* **The exercise**
In the entries that follow, locate the line with "Give me the", then restate that line and all later lines exactly as they appear, leaving pictures out.

* **Data listing**
=====

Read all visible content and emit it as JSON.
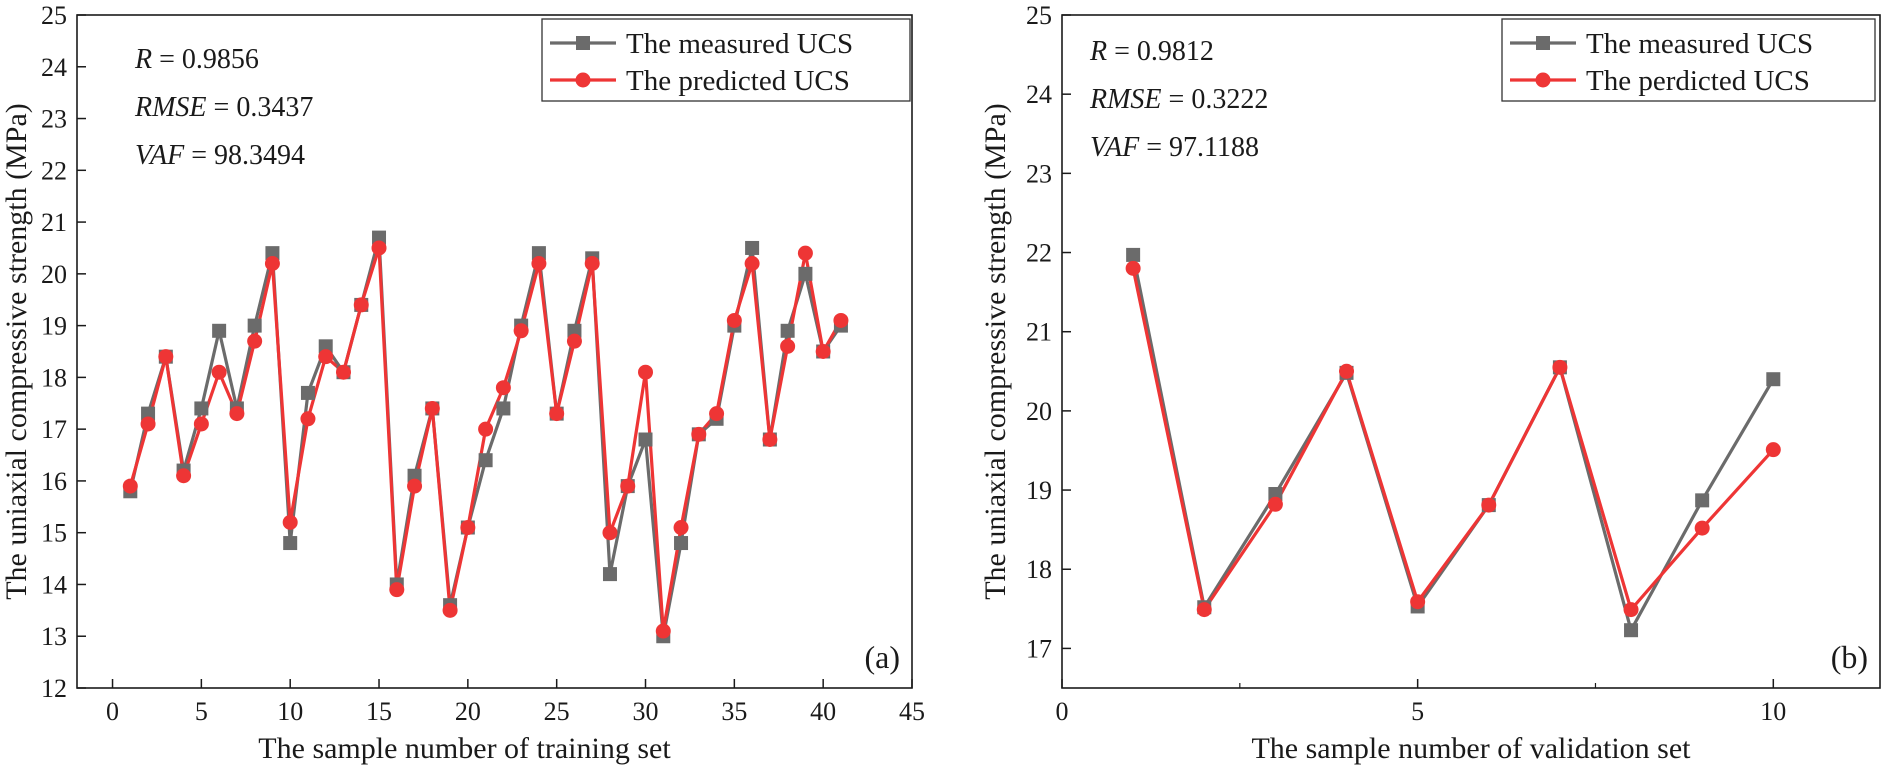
{
  "colors": {
    "measured": "#6b6b6b",
    "predicted": "#ee3535",
    "axis": "#1a1a1a"
  },
  "chart_data": [
    {
      "type": "line",
      "panel_label": "(a)",
      "xlabel": "The sample number of training set",
      "ylabel": "The uniaxial compressive strength (MPa)",
      "xlim": [
        -2,
        45
      ],
      "ylim": [
        12,
        25
      ],
      "xticks": [
        0,
        5,
        10,
        15,
        20,
        25,
        30,
        35,
        40,
        45
      ],
      "yticks": [
        12,
        13,
        14,
        15,
        16,
        17,
        18,
        19,
        20,
        21,
        22,
        23,
        24,
        25
      ],
      "stats": [
        {
          "name": "R",
          "eq": " = 0.9856"
        },
        {
          "name": "RMSE",
          "eq": " = 0.3437"
        },
        {
          "name": "VAF",
          "eq": " = 98.3494"
        }
      ],
      "legend": [
        "The measured UCS",
        "The predicted UCS"
      ],
      "x": [
        1,
        2,
        3,
        4,
        5,
        6,
        7,
        8,
        9,
        10,
        11,
        12,
        13,
        14,
        15,
        16,
        17,
        18,
        19,
        20,
        21,
        22,
        23,
        24,
        25,
        26,
        27,
        28,
        29,
        30,
        31,
        32,
        33,
        34,
        35,
        36,
        37,
        38,
        39,
        40,
        41
      ],
      "series": [
        {
          "name": "The measured UCS",
          "marker": "square",
          "values": [
            15.8,
            17.3,
            18.4,
            16.2,
            17.4,
            18.9,
            17.4,
            19.0,
            20.4,
            14.8,
            17.7,
            18.6,
            18.1,
            19.4,
            20.7,
            14.0,
            16.1,
            17.4,
            13.6,
            15.1,
            16.4,
            17.4,
            19.0,
            20.4,
            17.3,
            18.9,
            20.3,
            14.2,
            15.9,
            16.8,
            13.0,
            14.8,
            16.9,
            17.2,
            19.0,
            20.5,
            16.8,
            18.9,
            20.0,
            18.5,
            19.0
          ]
        },
        {
          "name": "The predicted UCS",
          "marker": "circle",
          "values": [
            15.9,
            17.1,
            18.4,
            16.1,
            17.1,
            18.1,
            17.3,
            18.7,
            20.2,
            15.2,
            17.2,
            18.4,
            18.1,
            19.4,
            20.5,
            13.9,
            15.9,
            17.4,
            13.5,
            15.1,
            17.0,
            17.8,
            18.9,
            20.2,
            17.3,
            18.7,
            20.2,
            15.0,
            15.9,
            18.1,
            13.1,
            15.1,
            16.9,
            17.3,
            19.1,
            20.2,
            16.8,
            18.6,
            20.4,
            18.5,
            19.1
          ]
        }
      ]
    },
    {
      "type": "line",
      "panel_label": "(b)",
      "xlabel": "The sample number of validation set",
      "ylabel": "The uniaxial compressive strength (MPa)",
      "xlim": [
        0,
        11.5
      ],
      "ylim": [
        16.5,
        25
      ],
      "xticks": [
        0,
        5,
        10
      ],
      "xminor": [
        2.5,
        7.5
      ],
      "yticks": [
        17,
        18,
        19,
        20,
        21,
        22,
        23,
        24,
        25
      ],
      "stats": [
        {
          "name": "R",
          "eq": " = 0.9812"
        },
        {
          "name": "RMSE",
          "eq": " = 0.3222"
        },
        {
          "name": "VAF",
          "eq": " = 97.1188"
        }
      ],
      "legend": [
        "The measured UCS",
        "The perdicted UCS"
      ],
      "x": [
        1,
        2,
        3,
        4,
        5,
        6,
        7,
        8,
        9,
        10
      ],
      "series": [
        {
          "name": "The measured UCS",
          "marker": "square",
          "values": [
            21.97,
            17.52,
            18.95,
            20.48,
            17.53,
            18.81,
            20.55,
            17.23,
            18.87,
            20.4
          ]
        },
        {
          "name": "The perdicted UCS",
          "marker": "circle",
          "values": [
            21.8,
            17.49,
            18.82,
            20.5,
            17.59,
            18.81,
            20.55,
            17.49,
            18.52,
            19.51
          ]
        }
      ]
    }
  ]
}
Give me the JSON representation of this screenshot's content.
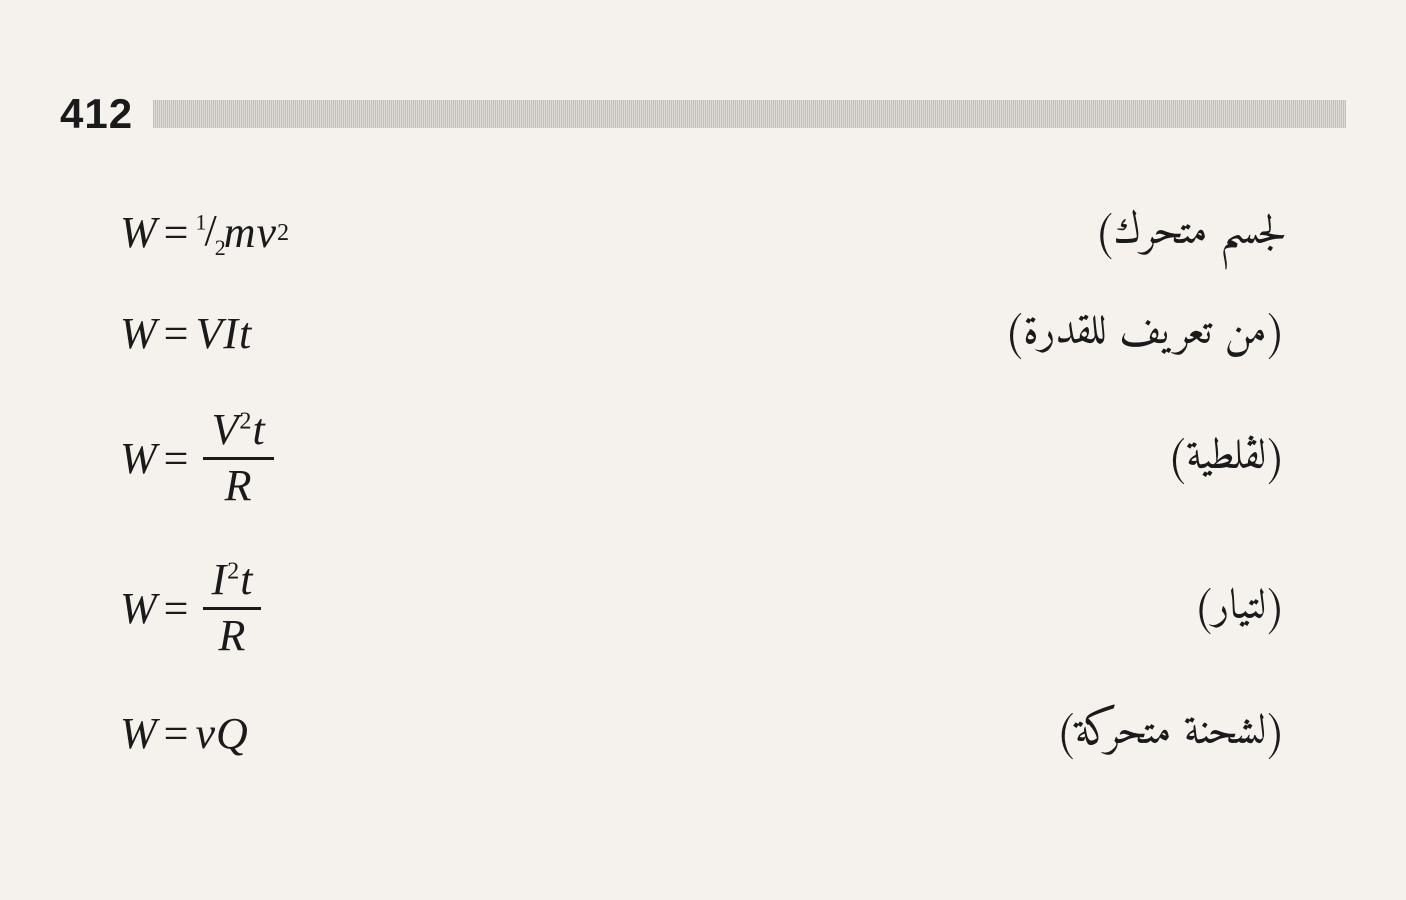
{
  "page_number": "412",
  "background_color": "#f5f2ed",
  "text_color": "#1a1a1a",
  "rule_color": "#b8b8b8",
  "equation_fontsize": 44,
  "label_fontsize": 42,
  "page_number_fontsize": 42,
  "rows": [
    {
      "type": "inline",
      "equation": {
        "raw": "W = ½mv²",
        "W": "W",
        "rhs": "½mv²"
      },
      "label": "لجسم متحرك)"
    },
    {
      "type": "inline",
      "equation": {
        "raw": "W = VIt",
        "W": "W",
        "rhs": "VIt"
      },
      "label": "(من تعريف للقدرة)"
    },
    {
      "type": "fraction",
      "equation": {
        "raw": "W = V²t / R",
        "W": "W",
        "num": "V²t",
        "den": "R"
      },
      "label": "(لڤلطية)"
    },
    {
      "type": "fraction",
      "equation": {
        "raw": "W = I²t / R",
        "W": "W",
        "num": "I²t",
        "den": "R"
      },
      "label": "(لتيار)"
    },
    {
      "type": "inline",
      "equation": {
        "raw": "W = vQ",
        "W": "W",
        "rhs": "vQ"
      },
      "label": "(لشحنة متحركة)"
    }
  ]
}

=====

* **Expected answer**
Give me the JSON representation of this screenshot's content.
{
  "page_number": "412",
  "background_color": "#f5f2ed",
  "text_color": "#1a1a1a",
  "rule_color": "#b8b8b8",
  "equation_fontsize": 44,
  "label_fontsize": 42,
  "page_number_fontsize": 42,
  "rows": [
    {
      "type": "inline",
      "equation": {
        "raw": "W = ½mv²",
        "W": "W",
        "rhs": "½mv²"
      },
      "label": "لجسم متحرك)"
    },
    {
      "type": "inline",
      "equation": {
        "raw": "W = VIt",
        "W": "W",
        "rhs": "VIt"
      },
      "label": "(من تعريف للقدرة)"
    },
    {
      "type": "fraction",
      "equation": {
        "raw": "W = V²t / R",
        "W": "W",
        "num": "V²t",
        "den": "R"
      },
      "label": "(لڤلطية)"
    },
    {
      "type": "fraction",
      "equation": {
        "raw": "W = I²t / R",
        "W": "W",
        "num": "I²t",
        "den": "R"
      },
      "label": "(لتيار)"
    },
    {
      "type": "inline",
      "equation": {
        "raw": "W = vQ",
        "W": "W",
        "rhs": "vQ"
      },
      "label": "(لشحنة متحركة)"
    }
  ]
}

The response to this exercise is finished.